Passage given:
With one look, Lisa said, “You have plenty of cupboard space. You just need to organize them. Before I do anything, I want to take pictures.”
I thought, “She better have a wide-zoom lens or a panoramic setting if she thinks she is going to get everything in the frame.”
A split second later and our journey would begin. She pulled out food, dishes, utensils and appliances. She brought everything to the table and put them next to the peanut butter jar. “Sit down and go through this stuff and decide what you don’t want to keep. Put everything else into these boxes, which I have marked. Throw the rest in the big trash can.”
She held up two glass measuring cups. “Which one do you want to keep?”
Is this a trick question? What if I give you the wrong answer? I said, “Both.”
“Do you need both?”
“So OK, which one do you want to keep?”
Sheepishly, I said, “I guess I’ll take the one in your right hand.”
“Good answer.” For eight hours, we played the get-rid-of-the-stuff game. “Eliminate one if you have two, or both if it’s not going to be used.”
Black trash bags were filled with expired food, chipped dishes and several other things that just took up space. Since it happened to be trash day, my Sweet Al jumped in and loaded up the back of his truck to help us clear the room.
Al came back exasperated. “I didn’t have time to look through any of the bags you threw away. The garbage truck was there waiting.”
I turned to Lisa and laughed. I usually have to throw away things several times before they finally leave the property. Sometimes, I just wait until my Sweet Al goes out of town so he doesn’t “reclaim” things. I’ve learned not to explain that what’s in the bag is broken or doesn’t work. That is usually a green light for my Sweet Al to take something out of the trash and put it in his garage so he can “fix it” later.
I’m sure Lisa wondered how we remained married all these years. More over, I’m sure she wondered if her work was going to be in vain.
Everything that was left in the kitchen was put into see-through containers and labeled. Nothing was wedged, stuffed or folded into place. Anything not in a container had its own place with room around it so it could be seen.
My kitchen was in perfect order, masterfully organized. But this process wasn’t without its hazards. I had an awakening of sorts. Over time, you place things where you think they make the most sense. Then someone comes along and questions, “Why is that there?” or “Do you ever use that? Wouldn’t it make more sense if that were moved over by the others?”
The cups were no longer cluttering the top of the microwave. Baking goods were no longer on the bottom shelf, and snacks had their own shelf in the pantry.
Lisa started at 9 a.m., took a 15-minute break for lunch and, by 6 p.m., she had finished. I stood in complete appreciation as she did a final survey of each cabinet and drawer. She moved about taking “after” pictures. Then I heard a loud gasp.

Entries supplied:
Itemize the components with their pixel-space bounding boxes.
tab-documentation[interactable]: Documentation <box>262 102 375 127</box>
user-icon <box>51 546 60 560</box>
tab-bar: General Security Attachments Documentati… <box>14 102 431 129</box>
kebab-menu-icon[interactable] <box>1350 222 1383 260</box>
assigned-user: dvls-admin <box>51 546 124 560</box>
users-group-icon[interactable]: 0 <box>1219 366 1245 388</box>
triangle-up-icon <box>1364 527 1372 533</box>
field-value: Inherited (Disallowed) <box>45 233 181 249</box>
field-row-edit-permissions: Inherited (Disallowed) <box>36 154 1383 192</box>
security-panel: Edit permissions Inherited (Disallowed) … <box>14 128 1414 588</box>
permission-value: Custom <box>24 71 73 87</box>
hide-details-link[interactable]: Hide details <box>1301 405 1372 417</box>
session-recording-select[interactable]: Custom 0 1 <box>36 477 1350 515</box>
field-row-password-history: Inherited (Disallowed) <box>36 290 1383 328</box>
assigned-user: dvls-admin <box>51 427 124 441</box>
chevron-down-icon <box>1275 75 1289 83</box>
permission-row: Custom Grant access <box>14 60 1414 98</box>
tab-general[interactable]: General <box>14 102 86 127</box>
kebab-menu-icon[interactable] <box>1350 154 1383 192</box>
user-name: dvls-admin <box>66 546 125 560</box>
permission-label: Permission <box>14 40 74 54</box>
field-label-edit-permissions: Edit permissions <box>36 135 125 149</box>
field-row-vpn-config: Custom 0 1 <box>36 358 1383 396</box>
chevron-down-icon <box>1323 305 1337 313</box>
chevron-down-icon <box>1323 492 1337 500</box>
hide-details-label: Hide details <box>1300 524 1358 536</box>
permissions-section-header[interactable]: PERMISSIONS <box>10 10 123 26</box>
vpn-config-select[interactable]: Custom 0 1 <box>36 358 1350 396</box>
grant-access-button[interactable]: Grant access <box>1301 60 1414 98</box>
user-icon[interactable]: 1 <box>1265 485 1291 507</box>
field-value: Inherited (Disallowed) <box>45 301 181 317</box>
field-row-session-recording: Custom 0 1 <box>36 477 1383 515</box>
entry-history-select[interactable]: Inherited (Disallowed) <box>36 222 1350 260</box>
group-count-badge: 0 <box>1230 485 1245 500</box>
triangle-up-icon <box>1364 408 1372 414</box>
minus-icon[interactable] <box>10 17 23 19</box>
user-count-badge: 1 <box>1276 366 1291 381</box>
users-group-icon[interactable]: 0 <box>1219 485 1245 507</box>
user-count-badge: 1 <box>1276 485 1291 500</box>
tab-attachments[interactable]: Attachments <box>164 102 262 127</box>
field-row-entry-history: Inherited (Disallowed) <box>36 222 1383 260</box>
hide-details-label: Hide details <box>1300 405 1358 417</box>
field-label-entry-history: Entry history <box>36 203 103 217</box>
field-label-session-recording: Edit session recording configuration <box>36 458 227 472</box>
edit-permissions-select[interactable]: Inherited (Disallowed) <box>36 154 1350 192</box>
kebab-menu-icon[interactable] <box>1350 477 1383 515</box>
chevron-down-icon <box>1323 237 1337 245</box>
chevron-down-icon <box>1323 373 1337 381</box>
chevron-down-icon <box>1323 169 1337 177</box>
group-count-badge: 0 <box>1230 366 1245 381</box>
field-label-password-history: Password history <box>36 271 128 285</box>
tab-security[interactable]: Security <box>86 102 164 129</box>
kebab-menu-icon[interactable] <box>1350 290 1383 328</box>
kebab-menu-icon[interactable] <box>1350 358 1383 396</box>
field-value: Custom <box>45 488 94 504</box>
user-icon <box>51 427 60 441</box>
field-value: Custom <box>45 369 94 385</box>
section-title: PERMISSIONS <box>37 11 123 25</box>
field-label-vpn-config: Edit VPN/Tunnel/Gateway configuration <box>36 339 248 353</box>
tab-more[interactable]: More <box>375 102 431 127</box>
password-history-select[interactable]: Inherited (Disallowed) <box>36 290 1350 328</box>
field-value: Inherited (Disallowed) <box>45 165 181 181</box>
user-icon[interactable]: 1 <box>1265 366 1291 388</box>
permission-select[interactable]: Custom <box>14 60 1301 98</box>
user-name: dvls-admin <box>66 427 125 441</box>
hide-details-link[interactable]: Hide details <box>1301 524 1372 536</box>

Parts of the exercise:
[A] In the kitchen-organizing story, list the things Lisa pulled out, as named in the sentence beginning "She pulled out".
[B] Please reproduce the records from their start through the line that contains "user-count-badge: 1 <box>1276 366", with both ends included.
The kitchen-organizing story and the records have nothing to do with each other.

Results of the exercise:
[A] food, dishes, utensils, appliances

[B]
Itemize the components with their pixel-space bounding boxes.
tab-documentation[interactable]: Documentation <box>262 102 375 127</box>
user-icon <box>51 546 60 560</box>
tab-bar: General Security Attachments Documentati… <box>14 102 431 129</box>
kebab-menu-icon[interactable] <box>1350 222 1383 260</box>
assigned-user: dvls-admin <box>51 546 124 560</box>
users-group-icon[interactable]: 0 <box>1219 366 1245 388</box>
triangle-up-icon <box>1364 527 1372 533</box>
field-value: Inherited (Disallowed) <box>45 233 181 249</box>
field-row-edit-permissions: Inherited (Disallowed) <box>36 154 1383 192</box>
security-panel: Edit permissions Inherited (Disallowed) … <box>14 128 1414 588</box>
permission-value: Custom <box>24 71 73 87</box>
hide-details-link[interactable]: Hide details <box>1301 405 1372 417</box>
session-recording-select[interactable]: Custom 0 1 <box>36 477 1350 515</box>
field-row-password-history: Inherited (Disallowed) <box>36 290 1383 328</box>
assigned-user: dvls-admin <box>51 427 124 441</box>
chevron-down-icon <box>1275 75 1289 83</box>
permission-row: Custom Grant access <box>14 60 1414 98</box>
tab-general[interactable]: General <box>14 102 86 127</box>
kebab-menu-icon[interactable] <box>1350 154 1383 192</box>
user-name: dvls-admin <box>66 546 125 560</box>
permission-label: Permission <box>14 40 74 54</box>
field-label-edit-permissions: Edit permissions <box>36 135 125 149</box>
field-row-vpn-config: Custom 0 1 <box>36 358 1383 396</box>
chevron-down-icon <box>1323 305 1337 313</box>
chevron-down-icon <box>1323 492 1337 500</box>
hide-details-label: Hide details <box>1300 524 1358 536</box>
permissions-section-header[interactable]: PERMISSIONS <box>10 10 123 26</box>
vpn-config-select[interactable]: Custom 0 1 <box>36 358 1350 396</box>
grant-access-button[interactable]: Grant access <box>1301 60 1414 98</box>
user-icon[interactable]: 1 <box>1265 485 1291 507</box>
field-value: Inherited (Disallowed) <box>45 301 181 317</box>
field-row-session-recording: Custom 0 1 <box>36 477 1383 515</box>
entry-history-select[interactable]: Inherited (Disallowed) <box>36 222 1350 260</box>
group-count-badge: 0 <box>1230 485 1245 500</box>
triangle-up-icon <box>1364 408 1372 414</box>
minus-icon[interactable] <box>10 17 23 19</box>
user-count-badge: 1 <box>1276 366 1291 381</box>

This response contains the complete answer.